▶ **Directions for this task**
All of the lines below are to be printed again exactly; images are excluded from the output.

# start of Input

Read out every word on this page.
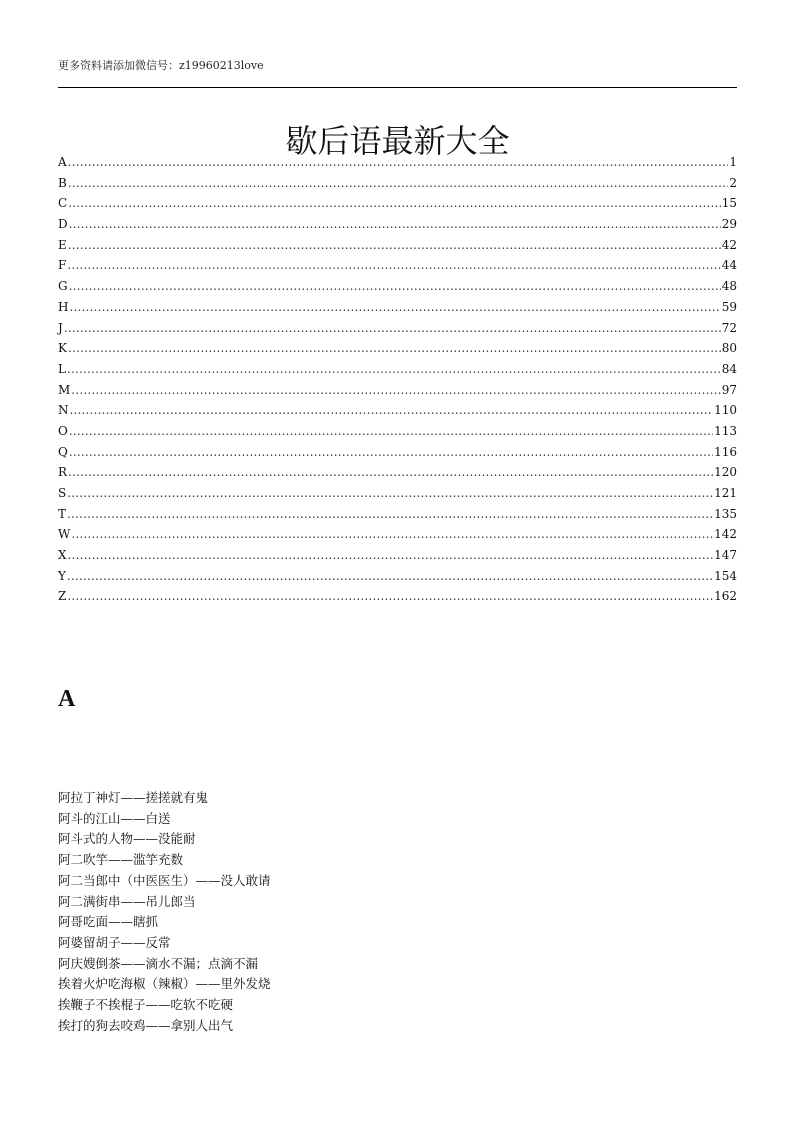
更多资料请添加微信号：z19960213love
歇后语最新大全
A .....	1
B .....	2
C .....	15
D .....	29
E .....	42
F .....	44
G .....	48
H .....	59
J .....	72
K .....	80
L .....	84
M .....	97
N .....	110
O .....	113
Q .....	116
R .....	120
S .....	121
T .....	135
W .....	142
X .....	147
Y .....	154
Z .....	162
A
阿拉丁神灯——搓搓就有鬼
阿斗的江山——白送
阿斗式的人物——没能耐
阿二吹竽——滥竽充数
阿二当郎中（中医医生）——没人敢请
阿二满街串——吊儿郎当
阿哥吃面——瞎抓
阿婆留胡子——反常
阿庆嫂倒茶——滴水不漏；点滴不漏
挨着火炉吃海椒（辣椒）——里外发烧
挨鞭子不挨棍子——吃软不吃硬
挨打的狗去咬鸡——拿别人出气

# end of Input

▶ **Answer for this exercise**
Read out every word on this page.
更多资料请添加微信号：z19960213love
歇后语最新大全
A .....	1
B .....	2
C .....	15
D .....	29
E .....	42
F .....	44
G .....	48
H .....	59
J .....	72
K .....	80
L .....	84
M .....	97
N .....	110
O .....	113
Q .....	116
R .....	120
S .....	121
T .....	135
W .....	142
X .....	147
Y .....	154
Z .....	162
A
阿拉丁神灯——搓搓就有鬼
阿斗的江山——白送
阿斗式的人物——没能耐
阿二吹竽——滥竽充数
阿二当郎中（中医医生）——没人敢请
阿二满街串——吊儿郎当
阿哥吃面——瞎抓
阿婆留胡子——反常
阿庆嫂倒茶——滴水不漏；点滴不漏
挨着火炉吃海椒（辣椒）——里外发烧
挨鞭子不挨棍子——吃软不吃硬
挨打的狗去咬鸡——拿别人出气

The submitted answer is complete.